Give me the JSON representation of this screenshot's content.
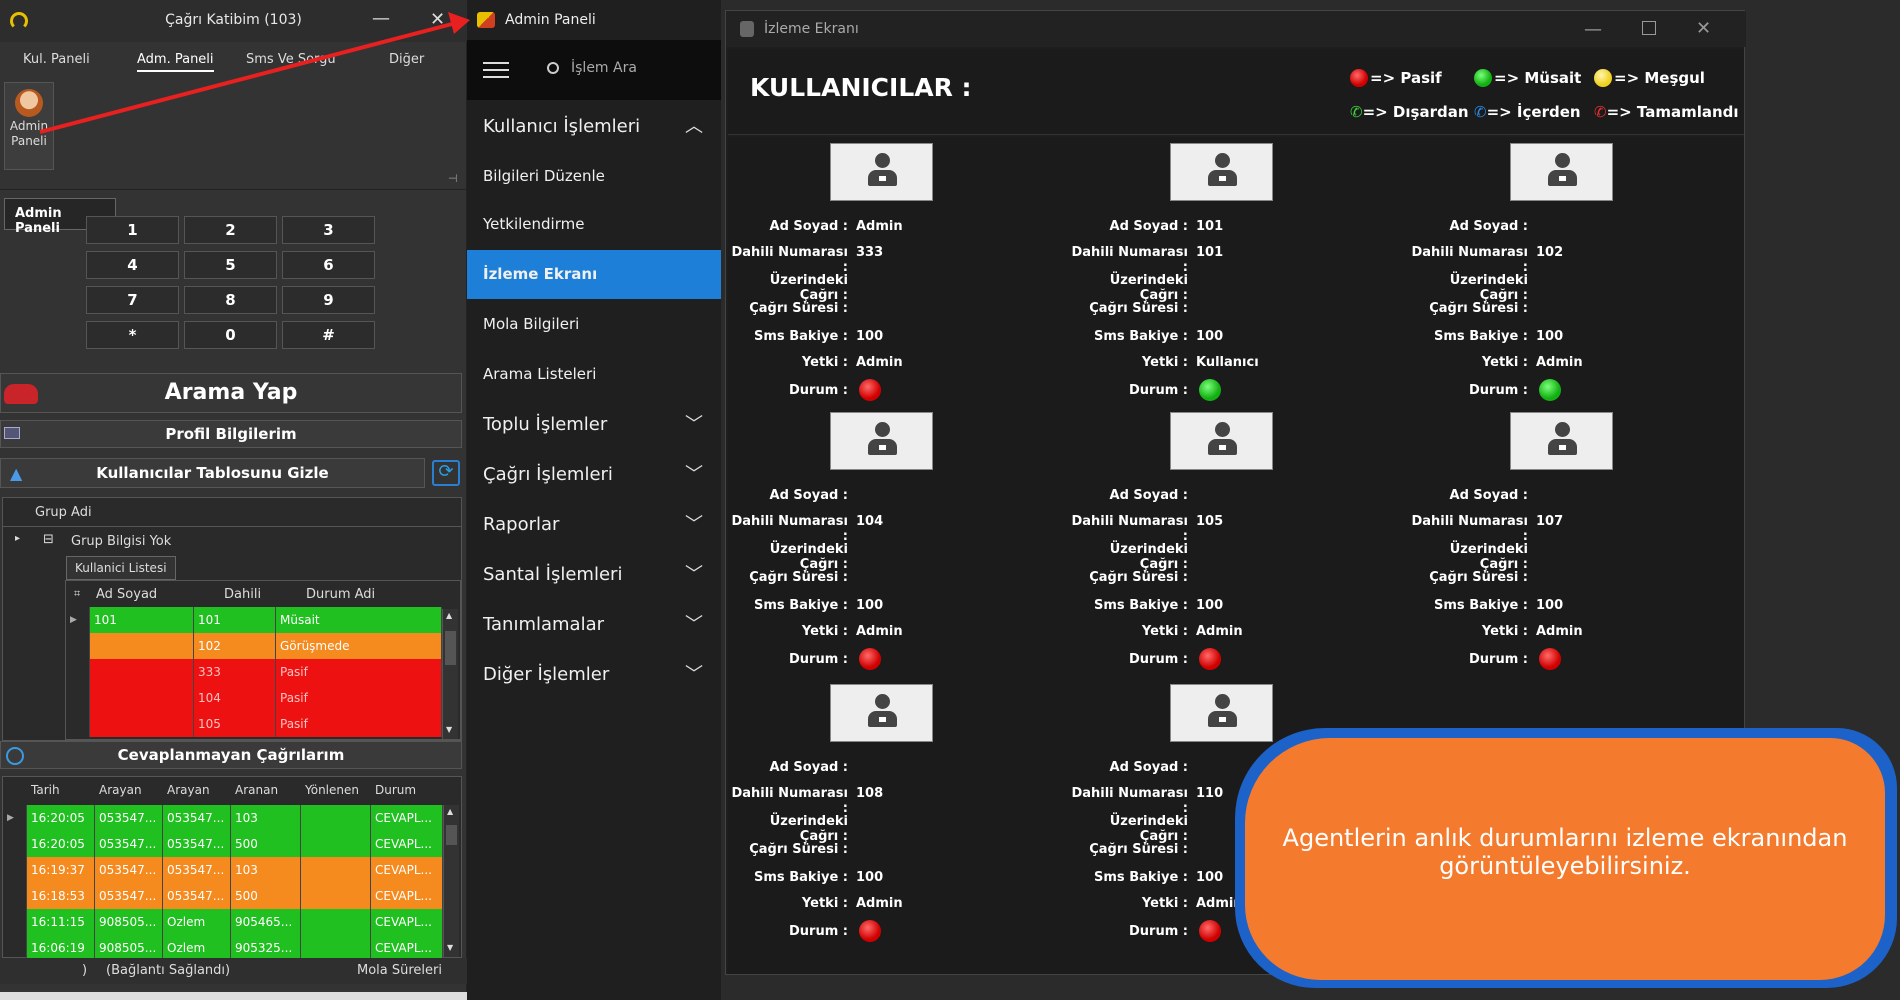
{
  "app": {
    "title": "Çağrı Katibim (103)",
    "minimize": "—",
    "close": "✕",
    "tabs": [
      "Kul. Paneli",
      "Adm. Paneli",
      "Sms Ve Sorgu",
      "Diğer"
    ],
    "ribbon_button": "Admin Paneli",
    "tooltip": "Admin Paneli",
    "pin": "⊣",
    "keypad": [
      "1",
      "2",
      "3",
      "4",
      "5",
      "6",
      "7",
      "8",
      "9",
      "*",
      "0",
      "#"
    ],
    "call_button": "Arama Yap",
    "profile_button": "Profil Bilgilerim",
    "hide_users_button": "Kullanıcılar Tablosunu Gizle",
    "group_header": "Grup Adi",
    "group_row": "Grup Bilgisi Yok",
    "user_list_tab": "Kullanici Listesi",
    "user_columns": [
      "Ad Soyad",
      "Dahili",
      "Durum Adi"
    ],
    "users": [
      {
        "name": "101",
        "dahili": "101",
        "durum": "Müsait",
        "color": "green"
      },
      {
        "name": "",
        "dahili": "102",
        "durum": "Görüşmede",
        "color": "orange"
      },
      {
        "name": "",
        "dahili": "333",
        "durum": "Pasif",
        "color": "red"
      },
      {
        "name": "",
        "dahili": "104",
        "durum": "Pasif",
        "color": "red"
      },
      {
        "name": "",
        "dahili": "105",
        "durum": "Pasif",
        "color": "red"
      }
    ],
    "missed_calls_title": "Cevaplanmayan Çağrılarım",
    "call_columns": [
      "Tarih",
      "Arayan",
      "Arayan",
      "Aranan",
      "Yönlenen",
      "Durum"
    ],
    "calls": [
      {
        "tarih": "16:20:05",
        "arayan1": "053547...",
        "arayan2": "053547...",
        "aranan": "103",
        "yon": "",
        "durum": "CEVAPL...",
        "color": "green"
      },
      {
        "tarih": "16:20:05",
        "arayan1": "053547...",
        "arayan2": "053547...",
        "aranan": "500",
        "yon": "",
        "durum": "CEVAPL...",
        "color": "green"
      },
      {
        "tarih": "16:19:37",
        "arayan1": "053547...",
        "arayan2": "053547...",
        "aranan": "103",
        "yon": "",
        "durum": "CEVAPL...",
        "color": "orange"
      },
      {
        "tarih": "16:18:53",
        "arayan1": "053547...",
        "arayan2": "053547...",
        "aranan": "500",
        "yon": "",
        "durum": "CEVAPL...",
        "color": "orange"
      },
      {
        "tarih": "16:11:15",
        "arayan1": "908505...",
        "arayan2": "Ozlem",
        "aranan": "905465...",
        "yon": "",
        "durum": "CEVAPL...",
        "color": "green"
      },
      {
        "tarih": "16:06:19",
        "arayan1": "908505...",
        "arayan2": "Ozlem",
        "aranan": "905325...",
        "yon": "",
        "durum": "CEVAPL...",
        "color": "green"
      }
    ],
    "status_paren": ")",
    "status_text": "(Bağlantı Sağlandı)",
    "status_right": "Mola Süreleri"
  },
  "nav": {
    "title": "Admin Paneli",
    "search_placeholder": "İşlem Ara",
    "items": [
      {
        "label": "Kullanıcı İşlemleri",
        "big": true,
        "chevron": "up"
      },
      {
        "label": "Bilgileri Düzenle"
      },
      {
        "label": "Yetkilendirme"
      },
      {
        "label": "İzleme Ekranı",
        "active": true
      },
      {
        "label": "Mola Bilgileri"
      },
      {
        "label": "Arama Listeleri"
      },
      {
        "label": "Toplu İşlemler",
        "big": true,
        "chevron": "down"
      },
      {
        "label": "Çağrı İşlemleri",
        "big": true,
        "chevron": "down"
      },
      {
        "label": "Raporlar",
        "big": true,
        "chevron": "down"
      },
      {
        "label": "Santal İşlemleri",
        "big": true,
        "chevron": "down"
      },
      {
        "label": "Tanımlamalar",
        "big": true,
        "chevron": "down"
      },
      {
        "label": "Diğer İşlemler",
        "big": true,
        "chevron": "down"
      }
    ]
  },
  "monitor": {
    "title": "İzleme Ekranı",
    "heading": "KULLANICILAR :",
    "legend": [
      {
        "dot": "red",
        "label": "=> Pasif"
      },
      {
        "dot": "green",
        "label": "=> Müsait"
      },
      {
        "dot": "yellow",
        "label": "=> Meşgul"
      },
      {
        "icon": "phone-green",
        "label": "=> Dışardan"
      },
      {
        "icon": "phone-blue",
        "label": "=> İçerden"
      },
      {
        "icon": "phone-red",
        "label": "=> Tamamlandı"
      }
    ],
    "field_labels": [
      "Ad Soyad :",
      "Dahili Numarası :",
      "Üzerindeki Çağrı :",
      "Çağrı Süresi :",
      "Sms Bakiye :",
      "Yetki :",
      "Durum :"
    ],
    "users": [
      {
        "ad": "Admin",
        "dahili": "333",
        "cagri": "",
        "sure": "",
        "sms": "100",
        "yetki": "Admin",
        "durum": "red"
      },
      {
        "ad": "101",
        "dahili": "101",
        "cagri": "",
        "sure": "",
        "sms": "100",
        "yetki": "Kullanıcı",
        "durum": "green"
      },
      {
        "ad": "",
        "dahili": "102",
        "cagri": "",
        "sure": "",
        "sms": "100",
        "yetki": "Admin",
        "durum": "green"
      },
      {
        "ad": "",
        "dahili": "104",
        "cagri": "",
        "sure": "",
        "sms": "100",
        "yetki": "Admin",
        "durum": "red"
      },
      {
        "ad": "",
        "dahili": "105",
        "cagri": "",
        "sure": "",
        "sms": "100",
        "yetki": "Admin",
        "durum": "red"
      },
      {
        "ad": "",
        "dahili": "107",
        "cagri": "",
        "sure": "",
        "sms": "100",
        "yetki": "Admin",
        "durum": "red"
      },
      {
        "ad": "",
        "dahili": "108",
        "cagri": "",
        "sure": "",
        "sms": "100",
        "yetki": "Admin",
        "durum": "red"
      },
      {
        "ad": "",
        "dahili": "110",
        "cagri": "",
        "sure": "",
        "sms": "100",
        "yetki": "Admin",
        "durum": "red"
      }
    ]
  },
  "callout": {
    "text": "Agentlerin anlık durumlarını izleme ekranından görüntüleyebilirsiniz."
  },
  "colors": {
    "nav_active": "#1e7fd8",
    "green": "#20c020",
    "orange": "#f58a1e",
    "red": "#ee1111",
    "callout_fill": "#f47b2e",
    "callout_border": "#1d62c8",
    "arrow": "#e82020"
  }
}
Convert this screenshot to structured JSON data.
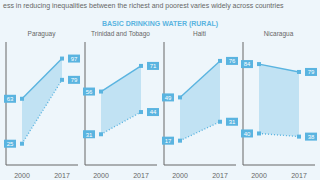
{
  "title": "ess in reducing inequalities between the richest and poorest varies widely across countries",
  "subtitle": "BASIC DRINKING WATER (RURAL)",
  "chart_data": [
    {
      "type": "line",
      "title": "Paraguay",
      "categories": [
        "2000",
        "2017"
      ],
      "series": [
        {
          "color": "#5ab4e0",
          "line_style": "solid",
          "marker": "square",
          "values": [
            63,
            97
          ]
        },
        {
          "color": "#5ab4e0",
          "line_style": "dotted",
          "marker": "square",
          "values": [
            25,
            79
          ]
        }
      ],
      "ylim": [
        7,
        111
      ],
      "yticks": [],
      "tick_labels": "x",
      "data_labels": true,
      "grid": false
    },
    {
      "type": "line",
      "title": "Trinidad and Tobago",
      "categories": [
        "2000",
        "2017"
      ],
      "series": [
        {
          "color": "#5ab4e0",
          "line_style": "solid",
          "marker": "square",
          "values": [
            56,
            71
          ]
        },
        {
          "color": "#5ab4e0",
          "line_style": "dotted",
          "marker": "square",
          "values": [
            31,
            44
          ]
        }
      ],
      "ylim": [
        13,
        85
      ],
      "yticks": [],
      "tick_labels": "x",
      "data_labels": true,
      "grid": false
    },
    {
      "type": "line",
      "title": "Haiti",
      "categories": [
        "2000",
        "2017"
      ],
      "series": [
        {
          "color": "#5ab4e0",
          "line_style": "solid",
          "marker": "square",
          "values": [
            49,
            76
          ]
        },
        {
          "color": "#5ab4e0",
          "line_style": "dotted",
          "marker": "square",
          "values": [
            17,
            31
          ]
        }
      ],
      "ylim": [
        -1,
        90
      ],
      "yticks": [],
      "tick_labels": "x",
      "data_labels": true,
      "grid": false
    },
    {
      "type": "line",
      "title": "Nicaragua",
      "categories": [
        "2000",
        "2017"
      ],
      "series": [
        {
          "color": "#5ab4e0",
          "line_style": "solid",
          "marker": "square",
          "values": [
            84,
            79
          ]
        },
        {
          "color": "#5ab4e0",
          "line_style": "dotted",
          "marker": "square",
          "values": [
            40,
            38
          ]
        }
      ],
      "ylim": [
        20,
        98
      ],
      "yticks": [],
      "tick_labels": "x",
      "data_labels": true,
      "grid": false
    }
  ]
}
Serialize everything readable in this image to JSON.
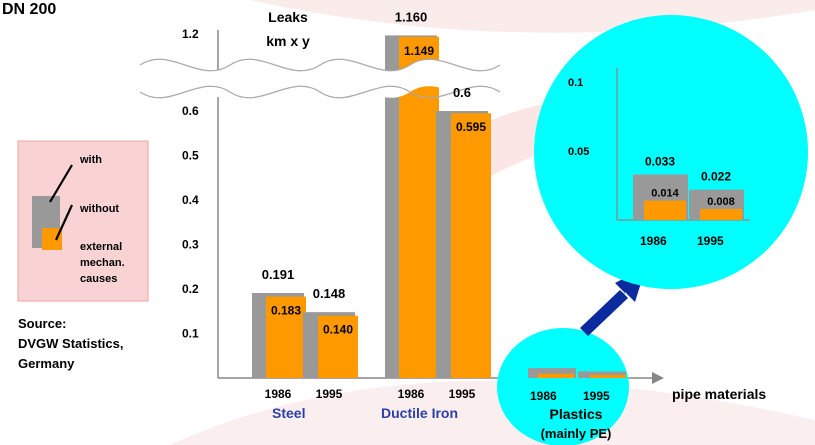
{
  "page_title": "DN 200",
  "y_axis_label_line1": "Leaks",
  "y_axis_label_line2": "km x y",
  "x_axis_label": "pipe materials",
  "legend": {
    "with_label": "with",
    "without_label": "without",
    "causes_line1": "external",
    "causes_line2": "mechan.",
    "causes_line3": "causes"
  },
  "source": {
    "line1": "Source:",
    "line2": "DVGW Statistics,",
    "line3": "Germany"
  },
  "colors": {
    "with_bar": "#999999",
    "without_bar": "#ff9900",
    "highlight_circle": "#00ffff",
    "arrow": "#0a2a9e",
    "material_label": "#2b3fa8",
    "legend_box": "#f9d3d3"
  },
  "chart_data": [
    {
      "type": "bar",
      "title": "",
      "xlabel": "pipe materials",
      "ylabel": "Leaks km x y",
      "ylim": [
        0,
        1.2
      ],
      "axis_break": [
        0.6,
        1.2
      ],
      "yticks": [
        "0.1",
        "0.2",
        "0.3",
        "0.4",
        "0.5",
        "0.6",
        "1.2"
      ],
      "groups": [
        {
          "material": "Steel",
          "categories": [
            "1986",
            "1995"
          ],
          "series": [
            {
              "name": "with",
              "values": [
                0.191,
                0.148
              ]
            },
            {
              "name": "without",
              "values": [
                0.183,
                0.14
              ]
            }
          ],
          "labels_with": [
            "0.191",
            "0.148"
          ],
          "labels_without": [
            "0.183",
            "0.140"
          ]
        },
        {
          "material": "Ductile Iron",
          "categories": [
            "1986",
            "1995"
          ],
          "series": [
            {
              "name": "with",
              "values": [
                1.16,
                0.6
              ]
            },
            {
              "name": "without",
              "values": [
                1.149,
                0.595
              ]
            }
          ],
          "labels_with": [
            "1.160",
            "0.6"
          ],
          "labels_without": [
            "1.149",
            "0.595"
          ]
        },
        {
          "material_line1": "Plastics",
          "material_line2": "(mainly PE)",
          "categories": [
            "1986",
            "1995"
          ],
          "series": [
            {
              "name": "with",
              "values": [
                0.033,
                0.022
              ]
            },
            {
              "name": "without",
              "values": [
                0.014,
                0.008
              ]
            }
          ]
        }
      ]
    },
    {
      "type": "bar",
      "title": "",
      "ylim": [
        0,
        0.1
      ],
      "yticks": [
        "0.05",
        "0.1"
      ],
      "categories": [
        "1986",
        "1995"
      ],
      "series": [
        {
          "name": "with",
          "values": [
            0.033,
            0.022
          ]
        },
        {
          "name": "without",
          "values": [
            0.014,
            0.008
          ]
        }
      ],
      "labels_with": [
        "0.033",
        "0.022"
      ],
      "labels_without": [
        "0.014",
        "0.008"
      ]
    }
  ]
}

========================================

Using the material above, copy every line in which the string "Leaks" occurs.

  "y_axis_label_line1": "Leaks",
      "ylabel": "Leaks km x y",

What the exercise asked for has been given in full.